In the entries that follow, how many lines contain the word "titre"? Answer with the number only.

** begin **

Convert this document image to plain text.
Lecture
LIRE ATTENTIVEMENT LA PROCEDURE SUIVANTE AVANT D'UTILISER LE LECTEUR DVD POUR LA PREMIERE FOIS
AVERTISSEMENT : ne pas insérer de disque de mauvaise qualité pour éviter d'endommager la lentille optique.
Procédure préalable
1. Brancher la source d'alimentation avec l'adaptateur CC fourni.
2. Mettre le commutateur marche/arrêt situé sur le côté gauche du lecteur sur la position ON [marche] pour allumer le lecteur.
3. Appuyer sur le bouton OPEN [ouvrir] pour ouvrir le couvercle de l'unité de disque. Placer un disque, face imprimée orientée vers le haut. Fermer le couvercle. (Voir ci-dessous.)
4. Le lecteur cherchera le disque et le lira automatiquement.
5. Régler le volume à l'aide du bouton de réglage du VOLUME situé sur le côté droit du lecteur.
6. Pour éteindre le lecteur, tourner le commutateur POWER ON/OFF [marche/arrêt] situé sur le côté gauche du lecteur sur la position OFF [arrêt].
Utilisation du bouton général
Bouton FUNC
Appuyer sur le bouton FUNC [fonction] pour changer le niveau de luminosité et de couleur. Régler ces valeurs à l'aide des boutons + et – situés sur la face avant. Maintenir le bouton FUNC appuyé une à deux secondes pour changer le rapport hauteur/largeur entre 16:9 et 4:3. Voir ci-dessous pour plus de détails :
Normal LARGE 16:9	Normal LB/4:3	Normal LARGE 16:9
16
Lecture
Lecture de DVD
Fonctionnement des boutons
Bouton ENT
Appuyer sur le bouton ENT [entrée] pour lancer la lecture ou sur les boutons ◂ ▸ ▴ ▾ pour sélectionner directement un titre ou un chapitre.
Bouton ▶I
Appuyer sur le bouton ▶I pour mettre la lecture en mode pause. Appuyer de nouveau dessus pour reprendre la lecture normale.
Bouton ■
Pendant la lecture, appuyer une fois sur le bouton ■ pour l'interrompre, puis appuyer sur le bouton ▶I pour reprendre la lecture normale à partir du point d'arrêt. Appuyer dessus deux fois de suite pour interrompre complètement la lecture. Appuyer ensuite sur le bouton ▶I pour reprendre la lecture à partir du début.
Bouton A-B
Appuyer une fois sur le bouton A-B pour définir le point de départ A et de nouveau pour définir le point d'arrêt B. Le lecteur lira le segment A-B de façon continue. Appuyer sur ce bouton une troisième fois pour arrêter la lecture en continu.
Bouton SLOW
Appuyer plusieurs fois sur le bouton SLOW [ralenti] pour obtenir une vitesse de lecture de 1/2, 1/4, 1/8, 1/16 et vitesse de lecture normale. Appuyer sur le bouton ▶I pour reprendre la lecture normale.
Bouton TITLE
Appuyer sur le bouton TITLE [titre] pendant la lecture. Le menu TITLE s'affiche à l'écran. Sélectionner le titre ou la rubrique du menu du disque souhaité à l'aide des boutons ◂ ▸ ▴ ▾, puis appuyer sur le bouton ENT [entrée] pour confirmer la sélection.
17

** end **
** begin **

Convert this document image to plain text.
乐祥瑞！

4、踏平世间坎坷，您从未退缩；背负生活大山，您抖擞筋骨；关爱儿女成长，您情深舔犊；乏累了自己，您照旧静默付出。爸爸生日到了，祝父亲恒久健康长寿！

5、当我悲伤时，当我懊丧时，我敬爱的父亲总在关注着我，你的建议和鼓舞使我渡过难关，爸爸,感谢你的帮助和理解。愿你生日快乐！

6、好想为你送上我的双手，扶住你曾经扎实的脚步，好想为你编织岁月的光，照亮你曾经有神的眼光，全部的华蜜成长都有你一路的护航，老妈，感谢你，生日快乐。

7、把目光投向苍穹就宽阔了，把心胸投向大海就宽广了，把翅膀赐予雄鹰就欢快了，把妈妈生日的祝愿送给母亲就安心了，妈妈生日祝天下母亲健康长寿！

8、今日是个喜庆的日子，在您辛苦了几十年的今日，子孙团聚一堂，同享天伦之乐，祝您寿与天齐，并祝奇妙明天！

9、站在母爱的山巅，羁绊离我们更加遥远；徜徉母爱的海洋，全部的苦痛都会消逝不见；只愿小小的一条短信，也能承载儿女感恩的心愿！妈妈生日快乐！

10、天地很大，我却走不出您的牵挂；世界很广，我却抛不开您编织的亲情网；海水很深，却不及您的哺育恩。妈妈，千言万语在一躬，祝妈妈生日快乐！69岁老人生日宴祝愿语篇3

** end **

:: WRITTEN REPLY ::
2